Extracted records:

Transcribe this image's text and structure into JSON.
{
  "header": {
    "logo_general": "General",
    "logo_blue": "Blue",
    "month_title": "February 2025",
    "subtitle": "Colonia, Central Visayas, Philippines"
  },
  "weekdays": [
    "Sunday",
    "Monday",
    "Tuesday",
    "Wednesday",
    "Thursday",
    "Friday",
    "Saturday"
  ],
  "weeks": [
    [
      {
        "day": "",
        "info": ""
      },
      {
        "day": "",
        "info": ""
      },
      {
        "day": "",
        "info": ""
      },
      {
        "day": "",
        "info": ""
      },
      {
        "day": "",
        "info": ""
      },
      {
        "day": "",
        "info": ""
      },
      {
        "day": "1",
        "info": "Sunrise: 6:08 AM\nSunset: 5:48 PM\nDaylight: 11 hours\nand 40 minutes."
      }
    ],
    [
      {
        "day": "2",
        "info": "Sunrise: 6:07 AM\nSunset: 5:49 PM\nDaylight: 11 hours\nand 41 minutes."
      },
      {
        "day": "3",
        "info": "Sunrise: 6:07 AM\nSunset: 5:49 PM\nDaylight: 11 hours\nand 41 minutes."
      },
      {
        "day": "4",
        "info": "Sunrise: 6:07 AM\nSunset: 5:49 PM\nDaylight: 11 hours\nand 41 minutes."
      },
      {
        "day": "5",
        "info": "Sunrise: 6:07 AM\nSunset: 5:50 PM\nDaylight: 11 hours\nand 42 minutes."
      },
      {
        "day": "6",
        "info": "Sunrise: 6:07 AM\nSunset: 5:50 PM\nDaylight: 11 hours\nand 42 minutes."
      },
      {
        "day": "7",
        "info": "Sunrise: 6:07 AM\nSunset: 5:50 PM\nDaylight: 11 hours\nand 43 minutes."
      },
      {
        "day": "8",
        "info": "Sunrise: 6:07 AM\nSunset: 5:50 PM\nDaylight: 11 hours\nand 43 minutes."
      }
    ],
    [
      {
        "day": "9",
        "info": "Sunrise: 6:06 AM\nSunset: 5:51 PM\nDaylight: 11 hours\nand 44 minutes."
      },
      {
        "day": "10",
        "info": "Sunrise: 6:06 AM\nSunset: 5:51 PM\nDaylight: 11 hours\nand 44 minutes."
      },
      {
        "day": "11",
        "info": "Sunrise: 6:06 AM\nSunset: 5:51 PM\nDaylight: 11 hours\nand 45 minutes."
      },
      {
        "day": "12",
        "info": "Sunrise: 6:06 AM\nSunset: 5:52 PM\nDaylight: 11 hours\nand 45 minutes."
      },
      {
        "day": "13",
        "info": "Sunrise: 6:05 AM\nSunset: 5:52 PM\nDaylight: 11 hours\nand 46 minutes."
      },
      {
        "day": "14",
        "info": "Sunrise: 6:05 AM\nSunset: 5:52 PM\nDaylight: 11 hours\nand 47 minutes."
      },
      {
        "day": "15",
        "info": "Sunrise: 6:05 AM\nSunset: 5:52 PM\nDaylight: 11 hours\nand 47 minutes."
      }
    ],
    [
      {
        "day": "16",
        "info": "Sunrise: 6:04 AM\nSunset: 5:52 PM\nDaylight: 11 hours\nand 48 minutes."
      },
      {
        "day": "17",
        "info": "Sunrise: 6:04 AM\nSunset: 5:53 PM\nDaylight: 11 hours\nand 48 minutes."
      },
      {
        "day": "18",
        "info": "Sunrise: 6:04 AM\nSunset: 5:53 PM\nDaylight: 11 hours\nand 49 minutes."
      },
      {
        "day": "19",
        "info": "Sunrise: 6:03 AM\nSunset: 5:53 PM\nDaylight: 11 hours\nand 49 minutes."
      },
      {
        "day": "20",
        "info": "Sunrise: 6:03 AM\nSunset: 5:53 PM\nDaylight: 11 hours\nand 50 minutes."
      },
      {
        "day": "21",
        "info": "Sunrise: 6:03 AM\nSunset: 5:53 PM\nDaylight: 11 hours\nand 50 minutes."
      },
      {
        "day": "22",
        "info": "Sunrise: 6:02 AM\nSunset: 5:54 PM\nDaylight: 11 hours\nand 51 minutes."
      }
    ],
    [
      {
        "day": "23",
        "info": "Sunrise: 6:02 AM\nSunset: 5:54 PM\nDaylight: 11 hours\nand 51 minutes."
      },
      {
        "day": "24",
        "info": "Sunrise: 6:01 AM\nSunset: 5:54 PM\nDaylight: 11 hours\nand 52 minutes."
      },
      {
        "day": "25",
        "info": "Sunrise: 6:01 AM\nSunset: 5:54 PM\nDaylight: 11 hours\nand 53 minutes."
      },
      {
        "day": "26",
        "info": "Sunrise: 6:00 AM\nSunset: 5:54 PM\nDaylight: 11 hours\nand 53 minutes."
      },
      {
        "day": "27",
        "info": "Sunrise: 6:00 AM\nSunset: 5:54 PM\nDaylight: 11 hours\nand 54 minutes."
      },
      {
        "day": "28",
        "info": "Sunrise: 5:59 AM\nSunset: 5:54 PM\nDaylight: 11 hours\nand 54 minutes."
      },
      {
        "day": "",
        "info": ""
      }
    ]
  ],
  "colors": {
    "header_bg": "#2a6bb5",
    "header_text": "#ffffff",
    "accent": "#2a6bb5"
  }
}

*WRITTEN INSTRUCTION*. Reproduce each record shown above without altering a single word.

*EXPECTED OUTPUT*.
Transcribe this image's text and structure into JSON.
{
  "header": {
    "logo_general": "General",
    "logo_blue": "Blue",
    "month_title": "February 2025",
    "subtitle": "Colonia, Central Visayas, Philippines"
  },
  "weekdays": [
    "Sunday",
    "Monday",
    "Tuesday",
    "Wednesday",
    "Thursday",
    "Friday",
    "Saturday"
  ],
  "weeks": [
    [
      {
        "day": "",
        "info": ""
      },
      {
        "day": "",
        "info": ""
      },
      {
        "day": "",
        "info": ""
      },
      {
        "day": "",
        "info": ""
      },
      {
        "day": "",
        "info": ""
      },
      {
        "day": "",
        "info": ""
      },
      {
        "day": "1",
        "info": "Sunrise: 6:08 AM\nSunset: 5:48 PM\nDaylight: 11 hours\nand 40 minutes."
      }
    ],
    [
      {
        "day": "2",
        "info": "Sunrise: 6:07 AM\nSunset: 5:49 PM\nDaylight: 11 hours\nand 41 minutes."
      },
      {
        "day": "3",
        "info": "Sunrise: 6:07 AM\nSunset: 5:49 PM\nDaylight: 11 hours\nand 41 minutes."
      },
      {
        "day": "4",
        "info": "Sunrise: 6:07 AM\nSunset: 5:49 PM\nDaylight: 11 hours\nand 41 minutes."
      },
      {
        "day": "5",
        "info": "Sunrise: 6:07 AM\nSunset: 5:50 PM\nDaylight: 11 hours\nand 42 minutes."
      },
      {
        "day": "6",
        "info": "Sunrise: 6:07 AM\nSunset: 5:50 PM\nDaylight: 11 hours\nand 42 minutes."
      },
      {
        "day": "7",
        "info": "Sunrise: 6:07 AM\nSunset: 5:50 PM\nDaylight: 11 hours\nand 43 minutes."
      },
      {
        "day": "8",
        "info": "Sunrise: 6:07 AM\nSunset: 5:50 PM\nDaylight: 11 hours\nand 43 minutes."
      }
    ],
    [
      {
        "day": "9",
        "info": "Sunrise: 6:06 AM\nSunset: 5:51 PM\nDaylight: 11 hours\nand 44 minutes."
      },
      {
        "day": "10",
        "info": "Sunrise: 6:06 AM\nSunset: 5:51 PM\nDaylight: 11 hours\nand 44 minutes."
      },
      {
        "day": "11",
        "info": "Sunrise: 6:06 AM\nSunset: 5:51 PM\nDaylight: 11 hours\nand 45 minutes."
      },
      {
        "day": "12",
        "info": "Sunrise: 6:06 AM\nSunset: 5:52 PM\nDaylight: 11 hours\nand 45 minutes."
      },
      {
        "day": "13",
        "info": "Sunrise: 6:05 AM\nSunset: 5:52 PM\nDaylight: 11 hours\nand 46 minutes."
      },
      {
        "day": "14",
        "info": "Sunrise: 6:05 AM\nSunset: 5:52 PM\nDaylight: 11 hours\nand 47 minutes."
      },
      {
        "day": "15",
        "info": "Sunrise: 6:05 AM\nSunset: 5:52 PM\nDaylight: 11 hours\nand 47 minutes."
      }
    ],
    [
      {
        "day": "16",
        "info": "Sunrise: 6:04 AM\nSunset: 5:52 PM\nDaylight: 11 hours\nand 48 minutes."
      },
      {
        "day": "17",
        "info": "Sunrise: 6:04 AM\nSunset: 5:53 PM\nDaylight: 11 hours\nand 48 minutes."
      },
      {
        "day": "18",
        "info": "Sunrise: 6:04 AM\nSunset: 5:53 PM\nDaylight: 11 hours\nand 49 minutes."
      },
      {
        "day": "19",
        "info": "Sunrise: 6:03 AM\nSunset: 5:53 PM\nDaylight: 11 hours\nand 49 minutes."
      },
      {
        "day": "20",
        "info": "Sunrise: 6:03 AM\nSunset: 5:53 PM\nDaylight: 11 hours\nand 50 minutes."
      },
      {
        "day": "21",
        "info": "Sunrise: 6:03 AM\nSunset: 5:53 PM\nDaylight: 11 hours\nand 50 minutes."
      },
      {
        "day": "22",
        "info": "Sunrise: 6:02 AM\nSunset: 5:54 PM\nDaylight: 11 hours\nand 51 minutes."
      }
    ],
    [
      {
        "day": "23",
        "info": "Sunrise: 6:02 AM\nSunset: 5:54 PM\nDaylight: 11 hours\nand 51 minutes."
      },
      {
        "day": "24",
        "info": "Sunrise: 6:01 AM\nSunset: 5:54 PM\nDaylight: 11 hours\nand 52 minutes."
      },
      {
        "day": "25",
        "info": "Sunrise: 6:01 AM\nSunset: 5:54 PM\nDaylight: 11 hours\nand 53 minutes."
      },
      {
        "day": "26",
        "info": "Sunrise: 6:00 AM\nSunset: 5:54 PM\nDaylight: 11 hours\nand 53 minutes."
      },
      {
        "day": "27",
        "info": "Sunrise: 6:00 AM\nSunset: 5:54 PM\nDaylight: 11 hours\nand 54 minutes."
      },
      {
        "day": "28",
        "info": "Sunrise: 5:59 AM\nSunset: 5:54 PM\nDaylight: 11 hours\nand 54 minutes."
      },
      {
        "day": "",
        "info": ""
      }
    ]
  ],
  "colors": {
    "header_bg": "#2a6bb5",
    "header_text": "#ffffff",
    "accent": "#2a6bb5"
  }
}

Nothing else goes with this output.